### [Items from a data source]
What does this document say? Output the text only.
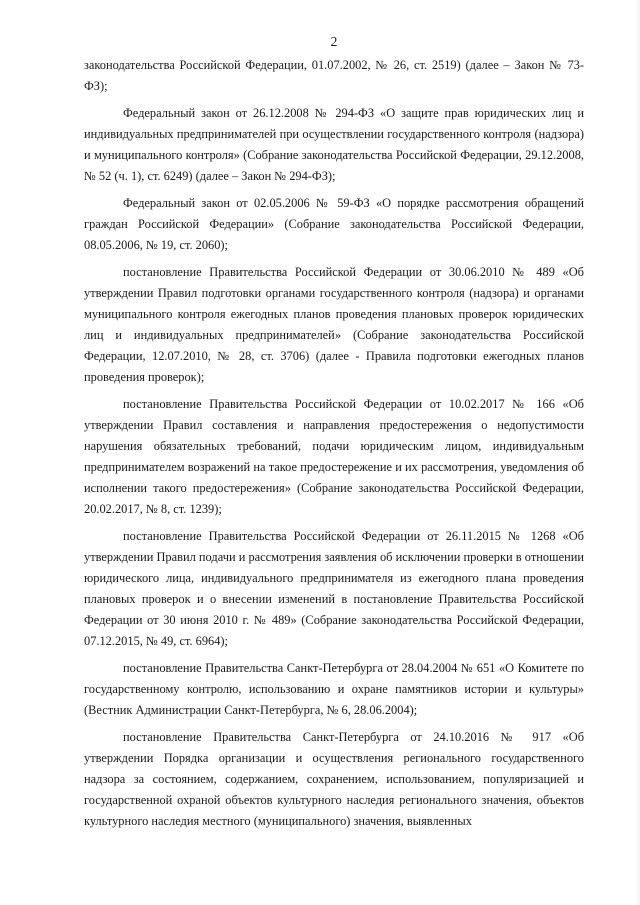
2

законодательства Российской Федерации, 01.07.2002, № 26, ст. 2519) (далее – Закон № 73-ФЗ);

Федеральный закон от 26.12.2008 № 294-ФЗ «О защите прав юридических лиц и индивидуальных предпринимателей при осуществлении государственного контроля (надзора) и муниципального контроля» (Собрание законодательства Российской Федерации, 29.12.2008, № 52 (ч. 1), ст. 6249) (далее – Закон № 294-ФЗ);

Федеральный закон от 02.05.2006 № 59-ФЗ «О порядке рассмотрения обращений граждан Российской Федерации» (Собрание законодательства Российской Федерации, 08.05.2006, № 19, ст. 2060);

постановление Правительства Российской Федерации от 30.06.2010 № 489 «Об утверждении Правил подготовки органами государственного контроля (надзора) и органами муниципального контроля ежегодных планов проведения плановых проверок юридических лиц и индивидуальных предпринимателей» (Собрание законодательства Российской Федерации, 12.07.2010, № 28, ст. 3706) (далее - Правила подготовки ежегодных планов проведения проверок);

постановление Правительства Российской Федерации от 10.02.2017 № 166 «Об утверждении Правил составления и направления предостережения о недопустимости нарушения обязательных требований, подачи юридическим лицом, индивидуальным предпринимателем возражений на такое предостережение и их рассмотрения, уведомления об исполнении такого предостережения» (Собрание законодательства Российской Федерации, 20.02.2017, № 8, ст. 1239);

постановление Правительства Российской Федерации от 26.11.2015 № 1268 «Об утверждении Правил подачи и рассмотрения заявления об исключении проверки в отношении юридического лица, индивидуального предпринимателя из ежегодного плана проведения плановых проверок и о внесении изменений в постановление Правительства Российской Федерации от 30 июня 2010 г. № 489» (Собрание законодательства Российской Федерации, 07.12.2015, № 49, ст. 6964);

постановление Правительства Санкт-Петербурга от 28.04.2004 № 651 «О Комитете по государственному контролю, использованию и охране памятников истории и культуры» (Вестник Администрации Санкт-Петербурга, № 6, 28.06.2004);

постановление Правительства Санкт-Петербурга от 24.10.2016 № 917 «Об утверждении Порядка организации и осуществления регионального государственного надзора за состоянием, содержанием, сохранением, использованием, популяризацией и государственной охраной объектов культурного наследия регионального значения, объектов культурного наследия местного (муниципального) значения, выявленных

### [EXERCISE PROMPT]
Extract all lines from the data in which "плановых" is found.

### [EXPECTED ANSWER]
постановление Правительства Российской Федерации от 30.06.2010 № 489 «Об утверждении Правил подготовки органами государственного контроля (надзора) и органами муниципального контроля ежегодных планов проведения плановых проверок юридических лиц и индивидуальных предпринимателей» (Собрание законодательства Российской Федерации, 12.07.2010, № 28, ст. 3706) (далее - Правила подготовки ежегодных планов проведения проверок);
постановление Правительства Российской Федерации от 26.11.2015 № 1268 «Об утверждении Правил подачи и рассмотрения заявления об исключении проверки в отношении юридического лица, индивидуального предпринимателя из ежегодного плана проведения плановых проверок и о внесении изменений в постановление Правительства Российской Федерации от 30 июня 2010 г. № 489» (Собрание законодательства Российской Федерации, 07.12.2015, № 49, ст. 6964);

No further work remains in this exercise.